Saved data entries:
——————
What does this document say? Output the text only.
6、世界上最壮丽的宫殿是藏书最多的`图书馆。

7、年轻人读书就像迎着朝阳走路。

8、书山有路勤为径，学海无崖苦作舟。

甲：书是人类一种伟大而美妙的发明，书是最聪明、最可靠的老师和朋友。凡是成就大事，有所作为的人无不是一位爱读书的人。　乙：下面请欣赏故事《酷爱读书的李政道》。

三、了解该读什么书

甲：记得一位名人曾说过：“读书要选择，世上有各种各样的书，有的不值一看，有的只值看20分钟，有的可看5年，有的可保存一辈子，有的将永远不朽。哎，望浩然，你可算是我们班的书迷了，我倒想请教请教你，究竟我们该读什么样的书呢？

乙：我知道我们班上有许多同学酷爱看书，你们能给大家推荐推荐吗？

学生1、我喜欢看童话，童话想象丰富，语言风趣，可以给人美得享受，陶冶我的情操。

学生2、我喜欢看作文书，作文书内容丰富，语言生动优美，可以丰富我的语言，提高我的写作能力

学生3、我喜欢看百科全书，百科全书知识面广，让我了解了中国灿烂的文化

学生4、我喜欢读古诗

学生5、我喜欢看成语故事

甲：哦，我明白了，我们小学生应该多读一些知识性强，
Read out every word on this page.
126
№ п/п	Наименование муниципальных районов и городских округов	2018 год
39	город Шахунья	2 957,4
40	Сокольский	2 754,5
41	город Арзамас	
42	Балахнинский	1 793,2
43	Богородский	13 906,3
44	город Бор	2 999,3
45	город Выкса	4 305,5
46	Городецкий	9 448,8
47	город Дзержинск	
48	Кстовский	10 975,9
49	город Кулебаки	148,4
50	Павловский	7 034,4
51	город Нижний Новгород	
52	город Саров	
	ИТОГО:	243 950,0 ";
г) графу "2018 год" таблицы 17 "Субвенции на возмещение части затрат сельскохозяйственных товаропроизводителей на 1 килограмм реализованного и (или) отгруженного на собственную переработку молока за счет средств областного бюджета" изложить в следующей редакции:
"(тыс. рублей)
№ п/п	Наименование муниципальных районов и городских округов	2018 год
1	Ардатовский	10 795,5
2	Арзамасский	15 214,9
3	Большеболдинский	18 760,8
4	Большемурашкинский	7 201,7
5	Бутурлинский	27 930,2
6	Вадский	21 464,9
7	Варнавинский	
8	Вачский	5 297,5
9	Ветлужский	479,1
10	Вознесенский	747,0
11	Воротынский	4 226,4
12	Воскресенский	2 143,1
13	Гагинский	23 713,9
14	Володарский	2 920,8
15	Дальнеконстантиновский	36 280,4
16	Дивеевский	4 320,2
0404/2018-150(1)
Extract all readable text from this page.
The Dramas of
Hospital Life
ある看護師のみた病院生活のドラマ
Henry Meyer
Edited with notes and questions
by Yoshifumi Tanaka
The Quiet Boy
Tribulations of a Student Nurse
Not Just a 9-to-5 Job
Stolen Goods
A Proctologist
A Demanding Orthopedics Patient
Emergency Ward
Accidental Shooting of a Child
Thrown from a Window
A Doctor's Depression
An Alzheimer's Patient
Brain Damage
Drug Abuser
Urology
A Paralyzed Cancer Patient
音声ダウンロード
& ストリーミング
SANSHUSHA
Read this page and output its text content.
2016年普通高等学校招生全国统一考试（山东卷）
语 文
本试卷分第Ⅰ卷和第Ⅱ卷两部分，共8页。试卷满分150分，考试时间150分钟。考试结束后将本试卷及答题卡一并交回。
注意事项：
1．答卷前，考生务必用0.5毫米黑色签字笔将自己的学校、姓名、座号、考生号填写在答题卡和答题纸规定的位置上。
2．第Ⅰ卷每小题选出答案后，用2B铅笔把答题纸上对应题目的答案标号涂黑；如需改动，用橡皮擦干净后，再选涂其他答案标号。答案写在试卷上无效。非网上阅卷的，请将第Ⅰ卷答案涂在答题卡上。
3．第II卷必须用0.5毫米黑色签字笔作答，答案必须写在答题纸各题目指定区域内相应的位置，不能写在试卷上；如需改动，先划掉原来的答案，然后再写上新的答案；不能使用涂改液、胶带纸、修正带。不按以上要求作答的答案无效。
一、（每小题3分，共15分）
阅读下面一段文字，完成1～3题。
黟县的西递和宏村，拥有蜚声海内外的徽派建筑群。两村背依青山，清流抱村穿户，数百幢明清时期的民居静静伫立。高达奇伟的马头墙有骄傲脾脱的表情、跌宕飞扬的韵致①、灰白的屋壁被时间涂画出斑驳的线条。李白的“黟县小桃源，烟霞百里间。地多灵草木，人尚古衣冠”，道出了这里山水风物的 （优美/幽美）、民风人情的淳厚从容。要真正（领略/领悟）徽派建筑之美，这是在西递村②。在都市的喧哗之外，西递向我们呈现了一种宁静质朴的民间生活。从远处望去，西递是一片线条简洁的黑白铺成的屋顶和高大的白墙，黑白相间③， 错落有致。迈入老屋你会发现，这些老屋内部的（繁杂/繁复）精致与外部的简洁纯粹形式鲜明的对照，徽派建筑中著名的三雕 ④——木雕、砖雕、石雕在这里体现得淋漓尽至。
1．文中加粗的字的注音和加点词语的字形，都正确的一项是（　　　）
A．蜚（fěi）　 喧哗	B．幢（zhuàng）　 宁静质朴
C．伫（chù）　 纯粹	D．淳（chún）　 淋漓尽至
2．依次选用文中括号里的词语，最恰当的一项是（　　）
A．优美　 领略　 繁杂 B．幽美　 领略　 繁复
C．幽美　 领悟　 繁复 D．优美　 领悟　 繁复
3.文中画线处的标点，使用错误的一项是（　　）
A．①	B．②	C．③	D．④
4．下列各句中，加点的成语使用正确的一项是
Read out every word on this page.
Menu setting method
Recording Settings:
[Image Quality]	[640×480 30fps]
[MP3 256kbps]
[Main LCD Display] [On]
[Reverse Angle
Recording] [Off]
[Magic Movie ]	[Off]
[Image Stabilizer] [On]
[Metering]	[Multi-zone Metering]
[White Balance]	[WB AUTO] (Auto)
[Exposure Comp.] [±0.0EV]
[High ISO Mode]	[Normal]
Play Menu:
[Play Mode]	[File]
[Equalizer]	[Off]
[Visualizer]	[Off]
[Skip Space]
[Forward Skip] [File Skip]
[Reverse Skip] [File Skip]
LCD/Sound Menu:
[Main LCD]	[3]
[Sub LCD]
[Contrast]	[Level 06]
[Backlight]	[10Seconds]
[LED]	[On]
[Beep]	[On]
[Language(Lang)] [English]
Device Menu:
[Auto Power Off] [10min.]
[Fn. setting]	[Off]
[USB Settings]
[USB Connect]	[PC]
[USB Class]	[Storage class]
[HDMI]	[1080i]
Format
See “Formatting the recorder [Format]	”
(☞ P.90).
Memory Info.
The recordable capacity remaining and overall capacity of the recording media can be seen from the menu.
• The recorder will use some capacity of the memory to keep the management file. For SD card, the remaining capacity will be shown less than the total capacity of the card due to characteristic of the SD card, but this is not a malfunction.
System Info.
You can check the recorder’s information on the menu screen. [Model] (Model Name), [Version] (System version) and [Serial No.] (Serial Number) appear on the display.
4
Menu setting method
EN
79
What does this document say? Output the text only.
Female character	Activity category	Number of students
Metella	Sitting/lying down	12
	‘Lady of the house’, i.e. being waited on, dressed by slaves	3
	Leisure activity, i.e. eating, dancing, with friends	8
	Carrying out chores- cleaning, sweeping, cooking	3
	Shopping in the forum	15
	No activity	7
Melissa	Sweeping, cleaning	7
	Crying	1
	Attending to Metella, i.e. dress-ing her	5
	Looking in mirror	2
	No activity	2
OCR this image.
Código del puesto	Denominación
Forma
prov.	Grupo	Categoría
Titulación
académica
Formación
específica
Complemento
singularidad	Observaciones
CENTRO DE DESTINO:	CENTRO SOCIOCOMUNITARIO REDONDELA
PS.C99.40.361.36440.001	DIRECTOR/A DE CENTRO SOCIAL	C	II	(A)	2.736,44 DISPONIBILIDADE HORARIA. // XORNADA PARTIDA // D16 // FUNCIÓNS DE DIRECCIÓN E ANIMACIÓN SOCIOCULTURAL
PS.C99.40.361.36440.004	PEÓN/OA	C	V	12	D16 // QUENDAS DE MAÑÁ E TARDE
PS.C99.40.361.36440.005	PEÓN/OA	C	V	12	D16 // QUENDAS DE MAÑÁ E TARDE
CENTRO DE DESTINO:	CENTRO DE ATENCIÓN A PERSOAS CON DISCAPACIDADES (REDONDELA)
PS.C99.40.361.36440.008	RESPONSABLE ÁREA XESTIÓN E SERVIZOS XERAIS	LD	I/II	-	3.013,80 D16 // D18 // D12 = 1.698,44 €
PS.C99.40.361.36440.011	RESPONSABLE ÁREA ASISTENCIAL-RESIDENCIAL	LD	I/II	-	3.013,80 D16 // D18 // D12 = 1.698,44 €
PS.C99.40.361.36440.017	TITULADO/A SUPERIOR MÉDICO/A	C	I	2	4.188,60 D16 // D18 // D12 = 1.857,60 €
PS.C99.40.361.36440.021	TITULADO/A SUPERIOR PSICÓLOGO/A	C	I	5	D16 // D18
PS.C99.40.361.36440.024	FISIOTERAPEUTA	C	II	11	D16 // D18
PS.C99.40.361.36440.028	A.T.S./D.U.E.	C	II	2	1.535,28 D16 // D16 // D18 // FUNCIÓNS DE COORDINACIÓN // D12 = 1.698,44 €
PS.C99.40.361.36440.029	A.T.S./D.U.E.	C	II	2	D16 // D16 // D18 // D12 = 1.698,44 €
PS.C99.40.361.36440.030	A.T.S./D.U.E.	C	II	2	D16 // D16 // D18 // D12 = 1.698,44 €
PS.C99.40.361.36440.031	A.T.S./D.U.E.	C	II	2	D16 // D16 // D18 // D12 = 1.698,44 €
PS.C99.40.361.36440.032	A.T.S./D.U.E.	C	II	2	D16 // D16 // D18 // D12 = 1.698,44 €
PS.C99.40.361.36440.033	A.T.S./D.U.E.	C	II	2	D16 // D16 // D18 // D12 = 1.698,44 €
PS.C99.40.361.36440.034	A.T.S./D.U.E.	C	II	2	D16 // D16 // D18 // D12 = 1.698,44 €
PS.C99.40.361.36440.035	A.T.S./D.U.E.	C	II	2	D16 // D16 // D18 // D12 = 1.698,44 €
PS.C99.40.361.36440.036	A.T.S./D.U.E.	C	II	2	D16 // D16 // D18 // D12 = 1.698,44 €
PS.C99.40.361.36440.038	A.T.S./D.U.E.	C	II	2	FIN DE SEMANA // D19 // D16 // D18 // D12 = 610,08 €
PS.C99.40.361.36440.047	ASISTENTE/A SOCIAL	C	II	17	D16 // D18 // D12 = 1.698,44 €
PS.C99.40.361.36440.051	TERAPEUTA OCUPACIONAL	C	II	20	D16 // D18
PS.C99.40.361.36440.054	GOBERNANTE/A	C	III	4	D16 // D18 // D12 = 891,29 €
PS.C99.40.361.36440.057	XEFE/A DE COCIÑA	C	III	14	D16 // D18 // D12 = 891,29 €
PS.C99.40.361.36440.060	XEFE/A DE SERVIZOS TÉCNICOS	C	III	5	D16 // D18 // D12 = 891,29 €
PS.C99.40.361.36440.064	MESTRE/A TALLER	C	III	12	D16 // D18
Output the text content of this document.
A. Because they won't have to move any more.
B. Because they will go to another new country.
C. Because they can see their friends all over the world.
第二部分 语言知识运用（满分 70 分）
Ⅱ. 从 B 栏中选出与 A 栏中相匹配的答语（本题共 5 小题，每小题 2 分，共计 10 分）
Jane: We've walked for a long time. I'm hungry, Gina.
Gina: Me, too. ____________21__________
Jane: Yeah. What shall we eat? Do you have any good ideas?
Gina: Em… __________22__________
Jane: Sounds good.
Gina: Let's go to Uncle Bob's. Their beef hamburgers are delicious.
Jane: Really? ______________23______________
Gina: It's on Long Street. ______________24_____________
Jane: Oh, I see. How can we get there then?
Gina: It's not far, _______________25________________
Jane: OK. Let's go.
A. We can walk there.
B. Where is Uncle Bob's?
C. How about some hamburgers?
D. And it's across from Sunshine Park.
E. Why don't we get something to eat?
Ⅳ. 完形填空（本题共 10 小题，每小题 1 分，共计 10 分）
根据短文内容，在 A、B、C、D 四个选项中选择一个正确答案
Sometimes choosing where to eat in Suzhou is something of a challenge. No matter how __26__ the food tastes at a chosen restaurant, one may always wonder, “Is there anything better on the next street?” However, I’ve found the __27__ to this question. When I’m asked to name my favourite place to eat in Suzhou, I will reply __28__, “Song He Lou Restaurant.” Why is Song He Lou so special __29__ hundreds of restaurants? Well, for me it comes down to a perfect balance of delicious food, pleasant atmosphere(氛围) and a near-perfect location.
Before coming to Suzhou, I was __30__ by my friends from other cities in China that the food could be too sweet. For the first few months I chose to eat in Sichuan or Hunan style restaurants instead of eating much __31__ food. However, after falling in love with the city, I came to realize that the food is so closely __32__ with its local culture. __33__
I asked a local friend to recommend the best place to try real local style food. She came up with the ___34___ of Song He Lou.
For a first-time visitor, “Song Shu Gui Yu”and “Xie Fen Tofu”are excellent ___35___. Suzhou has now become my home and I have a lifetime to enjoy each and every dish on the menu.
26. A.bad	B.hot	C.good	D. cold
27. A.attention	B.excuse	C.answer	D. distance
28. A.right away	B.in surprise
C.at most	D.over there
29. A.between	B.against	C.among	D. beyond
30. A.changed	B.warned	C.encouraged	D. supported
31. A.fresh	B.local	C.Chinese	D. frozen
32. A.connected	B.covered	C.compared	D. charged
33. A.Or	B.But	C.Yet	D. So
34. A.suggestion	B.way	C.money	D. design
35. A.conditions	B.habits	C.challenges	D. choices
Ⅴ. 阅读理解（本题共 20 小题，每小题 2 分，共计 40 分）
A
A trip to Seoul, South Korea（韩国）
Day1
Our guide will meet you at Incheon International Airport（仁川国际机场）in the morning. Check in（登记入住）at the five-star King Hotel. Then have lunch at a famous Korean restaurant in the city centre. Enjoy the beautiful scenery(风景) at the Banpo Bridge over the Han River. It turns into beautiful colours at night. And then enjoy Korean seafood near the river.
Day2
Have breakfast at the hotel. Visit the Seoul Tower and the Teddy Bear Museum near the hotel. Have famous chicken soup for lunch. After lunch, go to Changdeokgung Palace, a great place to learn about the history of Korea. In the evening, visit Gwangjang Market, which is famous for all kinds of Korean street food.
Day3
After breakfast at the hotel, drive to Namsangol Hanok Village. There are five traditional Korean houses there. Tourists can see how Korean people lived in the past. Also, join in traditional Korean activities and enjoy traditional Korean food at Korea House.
——————
Answer with one number: how many lines in the listing hold "recorder".

**Solution to the problem**
3